AIM:
Output every entry exactly as written, skipping any pictures.

Entries from a visual dataset:
"""

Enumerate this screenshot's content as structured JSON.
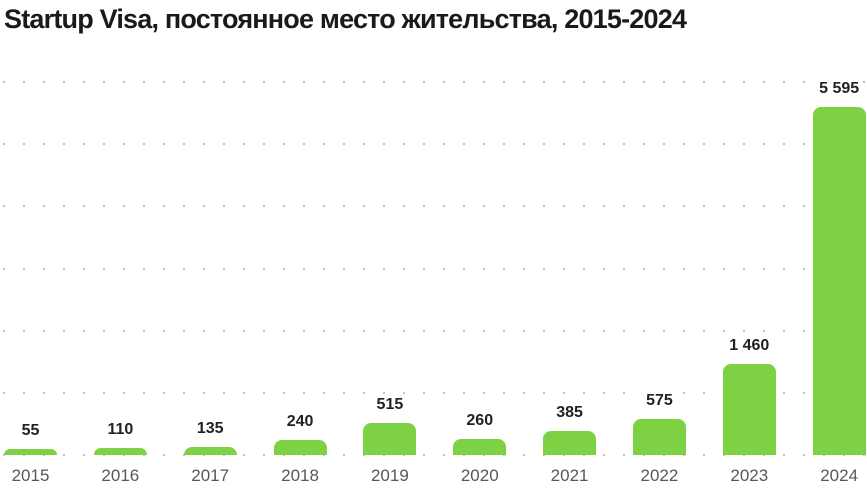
{
  "title": "Startup Visa, постоянное место жительства, 2015-2024",
  "chart_data": {
    "type": "bar",
    "title": "Startup Visa, постоянное место жительства, 2015-2024",
    "categories": [
      "2015",
      "2016",
      "2017",
      "2018",
      "2019",
      "2020",
      "2021",
      "2022",
      "2023",
      "2024"
    ],
    "values": [
      55,
      110,
      135,
      240,
      515,
      260,
      385,
      575,
      1460,
      5595
    ],
    "value_labels": [
      "55",
      "110",
      "135",
      "240",
      "515",
      "260",
      "385",
      "575",
      "1 460",
      "5 595"
    ],
    "xlabel": "",
    "ylabel": "",
    "ylim": [
      0,
      6000
    ],
    "grid": {
      "visible": true,
      "style": "dotted-rows",
      "interval": 1000
    },
    "legend_position": "none",
    "colors": {
      "bar": "#7ed142",
      "title": "#1a1a1a",
      "value_label": "#222222",
      "axis_label": "#58585a",
      "grid_dot": "#c3c3c3",
      "background": "#ffffff"
    }
  }
}
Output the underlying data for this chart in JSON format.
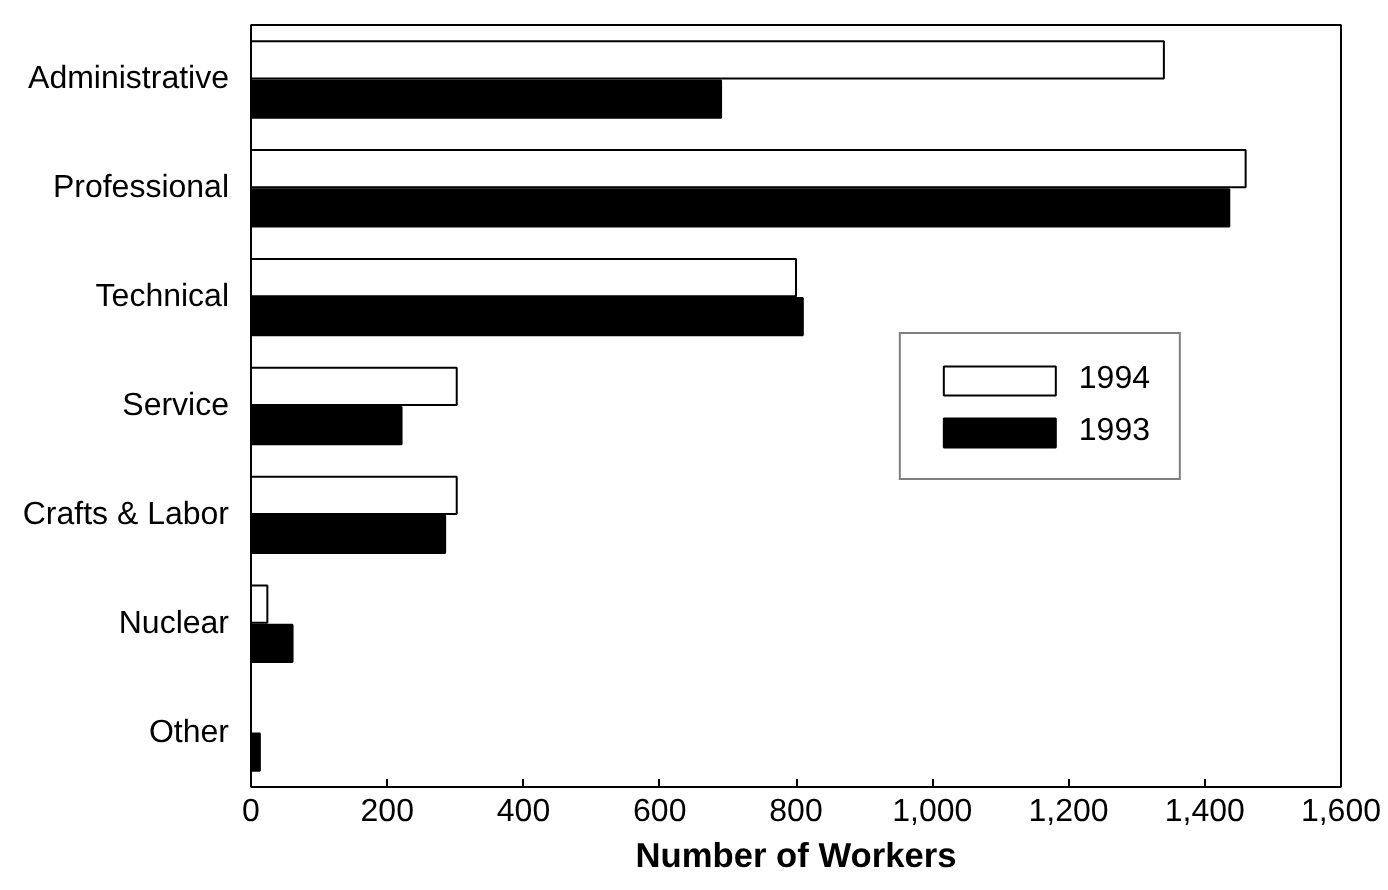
{
  "chart_data": {
    "type": "bar",
    "orientation": "horizontal",
    "xlabel": "Number of Workers",
    "categories": [
      "Administrative",
      "Professional",
      "Technical",
      "Service",
      "Crafts & Labor",
      "Nuclear",
      "Other"
    ],
    "series": [
      {
        "name": "1994",
        "color": "#ffffff",
        "values": [
          1340,
          1460,
          800,
          302,
          302,
          24,
          null
        ]
      },
      {
        "name": "1993",
        "color": "#000000",
        "values": [
          690,
          1436,
          810,
          221,
          285,
          61,
          13
        ]
      }
    ],
    "xlim": [
      0,
      1600
    ],
    "xticks": [
      0,
      200,
      400,
      600,
      800,
      {
        "value": 1000,
        "label": "1,000"
      },
      {
        "value": 1200,
        "label": "1,200"
      },
      {
        "value": 1400,
        "label": "1,400"
      },
      {
        "value": 1600,
        "label": "1,600"
      }
    ],
    "grid": false,
    "legend": "right"
  }
}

"""

TASK ANSWER:
Enumerate this screenshot's content as structured JSON.
{
  "title": "Startup Visa, постоянное место жительства, 2015-2024",
  "chart_data": {
    "type": "bar",
    "title": "Startup Visa, постоянное место жительства, 2015-2024",
    "categories": [
      "2015",
      "2016",
      "2017",
      "2018",
      "2019",
      "2020",
      "2021",
      "2022",
      "2023",
      "2024"
    ],
    "values": [
      55,
      110,
      135,
      240,
      515,
      260,
      385,
      575,
      1460,
      5595
    ],
    "value_labels": [
      "55",
      "110",
      "135",
      "240",
      "515",
      "260",
      "385",
      "575",
      "1 460",
      "5 595"
    ],
    "xlabel": "",
    "ylabel": "",
    "ylim": [
      0,
      6000
    ],
    "grid": {
      "visible": true,
      "style": "dotted-rows",
      "interval": 1000
    },
    "legend_position": "none",
    "colors": {
      "bar": "#7ed142",
      "title": "#1a1a1a",
      "value_label": "#222222",
      "axis_label": "#58585a",
      "grid_dot": "#c3c3c3",
      "background": "#ffffff"
    }
  }
}
Output the underlying data for this chart in JSON format.
{
  "chart_data": {
    "type": "bar",
    "orientation": "horizontal",
    "xlabel": "Number of Workers",
    "categories": [
      "Administrative",
      "Professional",
      "Technical",
      "Service",
      "Crafts & Labor",
      "Nuclear",
      "Other"
    ],
    "series": [
      {
        "name": "1994",
        "color": "#ffffff",
        "values": [
          1340,
          1460,
          800,
          302,
          302,
          24,
          null
        ]
      },
      {
        "name": "1993",
        "color": "#000000",
        "values": [
          690,
          1436,
          810,
          221,
          285,
          61,
          13
        ]
      }
    ],
    "xlim": [
      0,
      1600
    ],
    "xticks": [
      0,
      200,
      400,
      600,
      800,
      {
        "value": 1000,
        "label": "1,000"
      },
      {
        "value": 1200,
        "label": "1,200"
      },
      {
        "value": 1400,
        "label": "1,400"
      },
      {
        "value": 1600,
        "label": "1,600"
      }
    ],
    "grid": false,
    "legend": "right"
  }
}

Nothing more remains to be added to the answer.